- _EXCERPTED TEXT_:
────────

We know that if we repeat the observations a large number of times, the $\chi^2$ should get distributed following a $\chi^2$ distribution. If $Q = \sum_{i=1}^{N} z_i^2$ is the sum of the squared residuals, the $\chi^2$ distribution, with $k = N$ degrees of freedom can be written:      
$$
p(Q/k) = \frac{1} {(2\,\Gamma(k/2))}  (Q/2)^{k/2-1}  \exp(-Q/2)
$$

We know that the expectation value in that case is $k$ and the standard deviation $\sigma = \sqrt{2k}$. Hence, $E(\chi^2) = N-n_{\rm {param}}$. For the linear fit above, we have 98 dof and hence we expect our $\chi^2$ to be within some fraction of $\sigma = \sqrt{2*98} \sim 14 $ from 98.

────────

(Listings of elements and their boxes)
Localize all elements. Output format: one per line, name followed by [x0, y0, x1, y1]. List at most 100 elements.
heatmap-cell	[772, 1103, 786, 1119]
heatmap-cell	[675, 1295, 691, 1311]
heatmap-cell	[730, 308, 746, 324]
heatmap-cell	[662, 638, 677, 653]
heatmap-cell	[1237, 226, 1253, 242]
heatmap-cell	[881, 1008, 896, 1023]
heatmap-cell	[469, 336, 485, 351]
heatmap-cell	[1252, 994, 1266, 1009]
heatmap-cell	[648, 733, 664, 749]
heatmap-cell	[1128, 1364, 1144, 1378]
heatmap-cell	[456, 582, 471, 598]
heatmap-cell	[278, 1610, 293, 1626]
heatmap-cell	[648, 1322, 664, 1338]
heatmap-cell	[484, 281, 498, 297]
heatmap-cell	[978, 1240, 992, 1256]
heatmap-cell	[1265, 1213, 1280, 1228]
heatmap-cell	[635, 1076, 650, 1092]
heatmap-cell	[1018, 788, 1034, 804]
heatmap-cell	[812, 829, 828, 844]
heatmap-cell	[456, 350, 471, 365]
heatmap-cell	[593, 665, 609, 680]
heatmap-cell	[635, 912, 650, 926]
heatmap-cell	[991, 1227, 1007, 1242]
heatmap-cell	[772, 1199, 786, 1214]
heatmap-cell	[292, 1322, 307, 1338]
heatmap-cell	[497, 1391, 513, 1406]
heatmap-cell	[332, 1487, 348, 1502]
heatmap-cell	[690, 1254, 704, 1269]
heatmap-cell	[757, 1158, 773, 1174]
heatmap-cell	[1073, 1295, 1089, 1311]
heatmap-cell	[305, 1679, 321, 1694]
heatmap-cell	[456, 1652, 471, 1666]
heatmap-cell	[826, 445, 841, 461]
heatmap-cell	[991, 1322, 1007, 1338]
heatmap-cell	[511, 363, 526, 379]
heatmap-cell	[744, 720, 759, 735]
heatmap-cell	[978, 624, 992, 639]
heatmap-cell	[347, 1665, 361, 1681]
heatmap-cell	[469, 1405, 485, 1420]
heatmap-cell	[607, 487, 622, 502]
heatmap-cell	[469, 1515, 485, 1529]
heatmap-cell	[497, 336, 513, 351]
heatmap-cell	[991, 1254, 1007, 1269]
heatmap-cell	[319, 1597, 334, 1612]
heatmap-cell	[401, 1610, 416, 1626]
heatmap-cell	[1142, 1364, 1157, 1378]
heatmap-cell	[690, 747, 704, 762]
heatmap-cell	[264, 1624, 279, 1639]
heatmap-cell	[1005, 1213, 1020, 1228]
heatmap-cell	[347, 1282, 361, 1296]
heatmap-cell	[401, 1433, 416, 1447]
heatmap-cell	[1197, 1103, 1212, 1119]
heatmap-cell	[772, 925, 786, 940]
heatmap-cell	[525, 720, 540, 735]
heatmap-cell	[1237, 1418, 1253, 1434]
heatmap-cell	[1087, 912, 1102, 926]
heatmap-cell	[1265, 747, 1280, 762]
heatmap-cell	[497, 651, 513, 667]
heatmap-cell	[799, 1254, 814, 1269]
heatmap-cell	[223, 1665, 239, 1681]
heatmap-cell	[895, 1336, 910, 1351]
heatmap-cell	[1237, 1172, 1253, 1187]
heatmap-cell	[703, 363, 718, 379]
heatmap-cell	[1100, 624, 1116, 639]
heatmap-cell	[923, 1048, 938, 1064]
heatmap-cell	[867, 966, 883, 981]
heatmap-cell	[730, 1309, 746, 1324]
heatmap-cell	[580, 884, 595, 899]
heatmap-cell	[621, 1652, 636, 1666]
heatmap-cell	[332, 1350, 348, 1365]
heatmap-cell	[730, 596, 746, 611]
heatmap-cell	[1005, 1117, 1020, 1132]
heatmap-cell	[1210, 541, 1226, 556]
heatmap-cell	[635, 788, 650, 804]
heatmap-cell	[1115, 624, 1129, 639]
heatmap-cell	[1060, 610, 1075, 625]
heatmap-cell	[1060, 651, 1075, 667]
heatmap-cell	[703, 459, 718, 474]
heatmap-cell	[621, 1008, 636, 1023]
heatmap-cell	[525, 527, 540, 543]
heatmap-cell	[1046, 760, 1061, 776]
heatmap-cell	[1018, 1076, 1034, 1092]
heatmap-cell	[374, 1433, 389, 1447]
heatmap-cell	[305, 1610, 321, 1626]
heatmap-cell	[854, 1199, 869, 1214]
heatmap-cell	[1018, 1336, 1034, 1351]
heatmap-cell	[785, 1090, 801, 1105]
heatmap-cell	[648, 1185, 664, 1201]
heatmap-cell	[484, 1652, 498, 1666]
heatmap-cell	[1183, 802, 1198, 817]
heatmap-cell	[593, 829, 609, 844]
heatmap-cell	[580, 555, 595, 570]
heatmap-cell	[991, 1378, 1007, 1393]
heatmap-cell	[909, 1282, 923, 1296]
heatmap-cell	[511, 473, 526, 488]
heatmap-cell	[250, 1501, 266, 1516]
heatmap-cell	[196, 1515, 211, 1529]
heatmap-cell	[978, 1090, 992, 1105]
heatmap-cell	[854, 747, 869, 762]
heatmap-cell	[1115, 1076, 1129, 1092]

────────

- _EXERCISE SET_:
- A) Answer these about the chi-squared excerpt:
(i) What sum does Q stand for?
(ii) What standard deviation does the excerpt give for the distribution?
(iii) How many degrees of freedom does the linear fit have?
- B) Using the chi-squared excerpt, explain why the chi-squared value for the linear fit is expected to lie within some fraction of about 14 from 98.
Rely only on the chi-squared excerpt, not on the records.

- _TASK-BY-TASK SOLUTIONS_:
- A)
(i) The sum of the squared residuals.
(ii) The square root of 2k.
(iii) 98.

- B) The fit has 98 degrees of freedom, and the expectation value of the distribution equals the number of degrees of freedom, so the expected chi-squared is 98. The standard deviation is the square root of 2k, and the square root of 2 × 98 is about 14.